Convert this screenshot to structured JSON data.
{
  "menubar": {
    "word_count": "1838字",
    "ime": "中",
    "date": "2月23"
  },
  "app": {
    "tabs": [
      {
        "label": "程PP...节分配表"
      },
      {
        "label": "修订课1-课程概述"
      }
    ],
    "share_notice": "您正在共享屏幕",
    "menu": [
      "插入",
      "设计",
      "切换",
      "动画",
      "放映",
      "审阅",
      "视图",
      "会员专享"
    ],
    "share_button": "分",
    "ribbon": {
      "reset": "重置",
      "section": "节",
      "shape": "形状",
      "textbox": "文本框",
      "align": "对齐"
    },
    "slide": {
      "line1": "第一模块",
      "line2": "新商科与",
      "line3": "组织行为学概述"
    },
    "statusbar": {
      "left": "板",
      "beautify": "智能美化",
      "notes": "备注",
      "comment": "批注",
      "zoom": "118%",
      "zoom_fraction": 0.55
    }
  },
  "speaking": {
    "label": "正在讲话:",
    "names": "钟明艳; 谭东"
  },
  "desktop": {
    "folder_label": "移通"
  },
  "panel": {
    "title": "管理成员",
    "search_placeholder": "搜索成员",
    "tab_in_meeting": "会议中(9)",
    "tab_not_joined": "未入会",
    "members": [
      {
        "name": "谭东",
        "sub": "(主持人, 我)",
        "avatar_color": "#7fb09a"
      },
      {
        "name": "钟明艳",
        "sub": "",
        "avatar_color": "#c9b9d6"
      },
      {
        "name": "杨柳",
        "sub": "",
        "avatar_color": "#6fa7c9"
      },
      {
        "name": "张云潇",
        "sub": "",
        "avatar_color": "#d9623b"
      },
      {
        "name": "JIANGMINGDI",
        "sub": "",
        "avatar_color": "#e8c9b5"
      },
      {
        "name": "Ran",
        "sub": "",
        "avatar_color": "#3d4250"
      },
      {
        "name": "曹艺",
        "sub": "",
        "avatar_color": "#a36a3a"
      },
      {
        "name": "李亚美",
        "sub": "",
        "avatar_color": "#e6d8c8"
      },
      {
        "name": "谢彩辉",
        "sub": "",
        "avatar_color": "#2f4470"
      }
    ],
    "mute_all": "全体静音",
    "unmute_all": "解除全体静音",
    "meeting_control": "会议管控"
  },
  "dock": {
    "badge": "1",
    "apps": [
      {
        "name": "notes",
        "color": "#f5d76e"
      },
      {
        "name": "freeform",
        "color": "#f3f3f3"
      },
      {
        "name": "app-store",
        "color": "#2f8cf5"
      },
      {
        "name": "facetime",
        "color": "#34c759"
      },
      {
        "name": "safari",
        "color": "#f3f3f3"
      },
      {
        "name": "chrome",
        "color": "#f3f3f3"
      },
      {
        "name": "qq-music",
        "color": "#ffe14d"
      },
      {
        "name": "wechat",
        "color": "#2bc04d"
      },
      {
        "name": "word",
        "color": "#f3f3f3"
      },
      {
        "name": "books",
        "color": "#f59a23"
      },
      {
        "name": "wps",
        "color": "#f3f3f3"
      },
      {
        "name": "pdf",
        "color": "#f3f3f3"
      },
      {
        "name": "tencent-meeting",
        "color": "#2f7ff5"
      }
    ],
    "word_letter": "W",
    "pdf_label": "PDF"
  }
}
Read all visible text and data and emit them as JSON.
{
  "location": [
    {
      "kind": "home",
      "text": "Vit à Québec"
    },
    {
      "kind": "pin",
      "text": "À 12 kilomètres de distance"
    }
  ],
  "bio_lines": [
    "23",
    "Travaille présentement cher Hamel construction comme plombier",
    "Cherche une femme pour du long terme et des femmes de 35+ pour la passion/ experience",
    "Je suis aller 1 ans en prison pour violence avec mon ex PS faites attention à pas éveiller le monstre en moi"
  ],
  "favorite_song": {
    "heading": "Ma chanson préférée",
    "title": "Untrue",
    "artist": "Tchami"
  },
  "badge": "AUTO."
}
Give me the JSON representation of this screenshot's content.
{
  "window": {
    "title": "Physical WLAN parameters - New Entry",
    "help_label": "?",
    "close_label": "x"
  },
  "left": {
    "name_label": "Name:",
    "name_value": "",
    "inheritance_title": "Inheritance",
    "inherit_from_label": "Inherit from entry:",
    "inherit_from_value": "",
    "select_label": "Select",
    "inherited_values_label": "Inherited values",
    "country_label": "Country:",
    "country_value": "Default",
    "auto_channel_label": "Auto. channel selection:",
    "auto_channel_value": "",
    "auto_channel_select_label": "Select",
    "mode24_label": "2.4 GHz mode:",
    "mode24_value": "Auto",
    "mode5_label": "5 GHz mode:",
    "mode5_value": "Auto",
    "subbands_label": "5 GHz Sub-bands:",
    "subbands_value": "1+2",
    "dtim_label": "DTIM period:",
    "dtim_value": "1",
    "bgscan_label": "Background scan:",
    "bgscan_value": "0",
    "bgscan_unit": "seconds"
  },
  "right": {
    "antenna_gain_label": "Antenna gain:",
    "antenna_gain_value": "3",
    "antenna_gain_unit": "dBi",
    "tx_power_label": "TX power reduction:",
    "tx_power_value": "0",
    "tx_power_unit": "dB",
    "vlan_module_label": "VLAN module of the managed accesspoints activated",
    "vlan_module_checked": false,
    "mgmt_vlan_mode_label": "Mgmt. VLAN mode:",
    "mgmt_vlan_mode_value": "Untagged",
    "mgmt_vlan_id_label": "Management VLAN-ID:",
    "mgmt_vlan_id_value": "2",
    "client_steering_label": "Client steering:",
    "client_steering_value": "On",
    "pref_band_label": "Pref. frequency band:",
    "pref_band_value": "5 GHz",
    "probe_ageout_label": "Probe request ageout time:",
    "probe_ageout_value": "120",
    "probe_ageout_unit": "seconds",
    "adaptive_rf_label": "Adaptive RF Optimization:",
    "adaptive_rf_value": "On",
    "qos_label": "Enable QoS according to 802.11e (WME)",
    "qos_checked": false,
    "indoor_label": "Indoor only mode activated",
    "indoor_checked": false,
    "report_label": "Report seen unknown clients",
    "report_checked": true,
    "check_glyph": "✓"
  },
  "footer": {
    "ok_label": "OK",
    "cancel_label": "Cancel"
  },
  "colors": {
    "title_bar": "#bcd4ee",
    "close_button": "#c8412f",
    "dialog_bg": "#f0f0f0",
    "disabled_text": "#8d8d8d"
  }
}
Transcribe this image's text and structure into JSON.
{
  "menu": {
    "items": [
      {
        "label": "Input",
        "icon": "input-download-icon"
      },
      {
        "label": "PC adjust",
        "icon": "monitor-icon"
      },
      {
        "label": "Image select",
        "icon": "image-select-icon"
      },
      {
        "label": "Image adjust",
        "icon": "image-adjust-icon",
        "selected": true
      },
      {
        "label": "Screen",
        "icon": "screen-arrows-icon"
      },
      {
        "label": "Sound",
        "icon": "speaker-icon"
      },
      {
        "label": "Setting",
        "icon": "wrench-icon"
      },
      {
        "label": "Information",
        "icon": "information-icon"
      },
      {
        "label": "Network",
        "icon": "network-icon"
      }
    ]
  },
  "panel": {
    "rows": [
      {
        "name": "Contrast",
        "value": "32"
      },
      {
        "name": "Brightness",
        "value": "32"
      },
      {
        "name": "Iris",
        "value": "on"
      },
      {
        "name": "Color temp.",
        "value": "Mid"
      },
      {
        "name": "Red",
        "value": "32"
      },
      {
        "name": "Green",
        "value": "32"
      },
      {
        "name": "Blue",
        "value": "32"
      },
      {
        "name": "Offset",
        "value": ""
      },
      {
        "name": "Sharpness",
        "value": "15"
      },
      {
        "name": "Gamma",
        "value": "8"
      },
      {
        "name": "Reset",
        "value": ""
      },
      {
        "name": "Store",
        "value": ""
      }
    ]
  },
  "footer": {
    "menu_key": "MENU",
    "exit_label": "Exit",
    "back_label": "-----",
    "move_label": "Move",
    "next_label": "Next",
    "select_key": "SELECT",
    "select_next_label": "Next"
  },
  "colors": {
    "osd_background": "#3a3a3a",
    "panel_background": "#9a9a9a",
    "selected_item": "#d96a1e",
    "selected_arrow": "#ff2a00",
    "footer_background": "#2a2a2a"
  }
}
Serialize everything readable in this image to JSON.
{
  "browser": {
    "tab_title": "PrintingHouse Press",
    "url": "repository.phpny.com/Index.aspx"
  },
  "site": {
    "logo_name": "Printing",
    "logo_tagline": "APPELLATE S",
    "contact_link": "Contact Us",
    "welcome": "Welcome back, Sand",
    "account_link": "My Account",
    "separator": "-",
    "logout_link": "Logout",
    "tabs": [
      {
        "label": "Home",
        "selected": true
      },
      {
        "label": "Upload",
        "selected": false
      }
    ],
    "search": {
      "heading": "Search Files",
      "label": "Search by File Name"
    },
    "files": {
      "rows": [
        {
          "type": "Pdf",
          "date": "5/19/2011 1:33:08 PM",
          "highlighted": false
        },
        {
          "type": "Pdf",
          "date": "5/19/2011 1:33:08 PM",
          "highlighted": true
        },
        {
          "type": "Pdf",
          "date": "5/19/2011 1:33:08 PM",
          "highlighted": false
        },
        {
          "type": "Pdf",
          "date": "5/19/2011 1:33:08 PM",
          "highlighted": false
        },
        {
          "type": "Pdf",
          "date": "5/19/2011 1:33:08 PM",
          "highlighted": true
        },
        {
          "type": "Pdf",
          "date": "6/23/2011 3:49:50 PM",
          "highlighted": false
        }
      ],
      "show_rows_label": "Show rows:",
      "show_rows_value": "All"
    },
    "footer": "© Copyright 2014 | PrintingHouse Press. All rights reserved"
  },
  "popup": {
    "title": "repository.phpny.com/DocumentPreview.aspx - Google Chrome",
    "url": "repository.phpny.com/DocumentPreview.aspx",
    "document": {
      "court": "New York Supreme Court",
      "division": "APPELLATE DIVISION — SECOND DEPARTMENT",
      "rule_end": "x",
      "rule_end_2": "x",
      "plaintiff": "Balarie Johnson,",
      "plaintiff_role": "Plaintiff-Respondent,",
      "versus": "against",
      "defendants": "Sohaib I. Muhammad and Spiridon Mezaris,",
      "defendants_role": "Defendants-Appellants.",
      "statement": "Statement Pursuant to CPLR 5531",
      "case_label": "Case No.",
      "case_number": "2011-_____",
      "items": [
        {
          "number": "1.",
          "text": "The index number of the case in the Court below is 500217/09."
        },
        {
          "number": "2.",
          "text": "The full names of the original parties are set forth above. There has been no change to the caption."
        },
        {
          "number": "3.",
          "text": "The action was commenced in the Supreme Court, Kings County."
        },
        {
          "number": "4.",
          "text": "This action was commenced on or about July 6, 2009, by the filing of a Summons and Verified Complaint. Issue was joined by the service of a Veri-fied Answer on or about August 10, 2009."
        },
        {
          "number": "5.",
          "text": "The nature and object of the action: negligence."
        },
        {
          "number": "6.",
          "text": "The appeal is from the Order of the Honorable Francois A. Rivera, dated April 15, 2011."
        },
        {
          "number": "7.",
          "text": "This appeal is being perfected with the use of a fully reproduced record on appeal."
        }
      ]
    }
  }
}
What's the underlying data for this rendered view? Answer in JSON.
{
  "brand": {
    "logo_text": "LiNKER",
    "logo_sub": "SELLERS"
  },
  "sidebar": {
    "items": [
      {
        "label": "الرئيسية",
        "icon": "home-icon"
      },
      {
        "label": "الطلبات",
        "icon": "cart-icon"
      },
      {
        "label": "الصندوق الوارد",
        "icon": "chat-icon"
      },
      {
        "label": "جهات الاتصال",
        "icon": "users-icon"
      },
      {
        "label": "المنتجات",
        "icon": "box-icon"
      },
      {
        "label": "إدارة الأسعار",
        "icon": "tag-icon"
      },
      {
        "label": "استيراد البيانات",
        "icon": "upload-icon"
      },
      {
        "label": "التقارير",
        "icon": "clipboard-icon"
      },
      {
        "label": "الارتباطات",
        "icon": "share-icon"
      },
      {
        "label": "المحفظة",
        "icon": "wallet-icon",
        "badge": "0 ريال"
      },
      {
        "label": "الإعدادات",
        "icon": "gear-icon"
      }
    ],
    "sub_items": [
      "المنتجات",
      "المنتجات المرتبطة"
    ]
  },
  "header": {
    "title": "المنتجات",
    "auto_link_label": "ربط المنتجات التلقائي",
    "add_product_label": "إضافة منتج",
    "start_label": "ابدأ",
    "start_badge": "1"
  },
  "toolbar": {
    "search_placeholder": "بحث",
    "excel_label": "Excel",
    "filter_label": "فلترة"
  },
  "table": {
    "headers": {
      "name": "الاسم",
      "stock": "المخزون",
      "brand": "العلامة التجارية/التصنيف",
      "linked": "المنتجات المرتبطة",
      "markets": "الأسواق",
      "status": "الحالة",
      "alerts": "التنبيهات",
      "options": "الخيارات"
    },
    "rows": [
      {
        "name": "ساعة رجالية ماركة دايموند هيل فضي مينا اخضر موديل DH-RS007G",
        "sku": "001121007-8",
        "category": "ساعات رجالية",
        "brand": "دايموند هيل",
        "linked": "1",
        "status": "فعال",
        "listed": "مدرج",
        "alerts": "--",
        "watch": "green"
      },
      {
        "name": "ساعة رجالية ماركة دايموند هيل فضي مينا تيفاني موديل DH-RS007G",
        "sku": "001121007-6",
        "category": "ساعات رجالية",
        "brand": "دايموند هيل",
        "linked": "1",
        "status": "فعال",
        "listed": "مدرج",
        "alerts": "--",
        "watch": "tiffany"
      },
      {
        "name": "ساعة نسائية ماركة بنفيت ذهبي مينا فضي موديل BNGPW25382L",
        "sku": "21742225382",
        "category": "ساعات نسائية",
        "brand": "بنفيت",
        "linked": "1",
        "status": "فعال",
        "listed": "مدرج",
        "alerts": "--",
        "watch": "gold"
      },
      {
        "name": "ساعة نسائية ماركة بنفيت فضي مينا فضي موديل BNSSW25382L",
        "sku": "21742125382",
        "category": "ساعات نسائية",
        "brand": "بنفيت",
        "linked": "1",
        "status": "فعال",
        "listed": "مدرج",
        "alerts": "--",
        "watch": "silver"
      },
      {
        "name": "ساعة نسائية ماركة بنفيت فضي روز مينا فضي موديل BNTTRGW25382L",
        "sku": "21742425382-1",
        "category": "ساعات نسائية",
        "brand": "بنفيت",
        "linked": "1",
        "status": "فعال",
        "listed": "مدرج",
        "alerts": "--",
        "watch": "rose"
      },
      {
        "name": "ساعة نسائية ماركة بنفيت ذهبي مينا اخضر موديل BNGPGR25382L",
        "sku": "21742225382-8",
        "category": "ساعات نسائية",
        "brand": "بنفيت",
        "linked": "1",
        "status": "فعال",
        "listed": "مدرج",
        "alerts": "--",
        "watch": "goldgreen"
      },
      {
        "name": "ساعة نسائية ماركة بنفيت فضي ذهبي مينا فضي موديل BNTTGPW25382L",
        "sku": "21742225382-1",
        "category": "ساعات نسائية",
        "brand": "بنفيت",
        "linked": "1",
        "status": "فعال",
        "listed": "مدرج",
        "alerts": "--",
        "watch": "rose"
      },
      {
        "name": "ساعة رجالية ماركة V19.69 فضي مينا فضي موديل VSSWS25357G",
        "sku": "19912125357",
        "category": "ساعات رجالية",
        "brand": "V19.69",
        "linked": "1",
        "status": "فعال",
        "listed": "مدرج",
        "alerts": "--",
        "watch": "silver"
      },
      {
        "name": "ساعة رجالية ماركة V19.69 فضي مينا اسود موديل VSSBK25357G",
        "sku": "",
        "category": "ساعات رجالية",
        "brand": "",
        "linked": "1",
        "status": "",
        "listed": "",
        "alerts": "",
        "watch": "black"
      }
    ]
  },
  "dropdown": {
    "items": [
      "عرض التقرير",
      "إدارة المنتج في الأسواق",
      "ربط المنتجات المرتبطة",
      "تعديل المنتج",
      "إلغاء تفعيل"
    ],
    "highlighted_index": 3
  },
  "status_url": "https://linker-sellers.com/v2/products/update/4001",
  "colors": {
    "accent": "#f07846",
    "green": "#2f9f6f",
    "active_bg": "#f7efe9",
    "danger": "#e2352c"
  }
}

**GOAL**
Scan the lines for the string "APPELLATE". Copy out each line that matches.

**FINISHED ANSWER**
    "logo_tagline": "APPELLATE S",
      "division": "APPELLATE DIVISION — SECOND DEPARTMENT",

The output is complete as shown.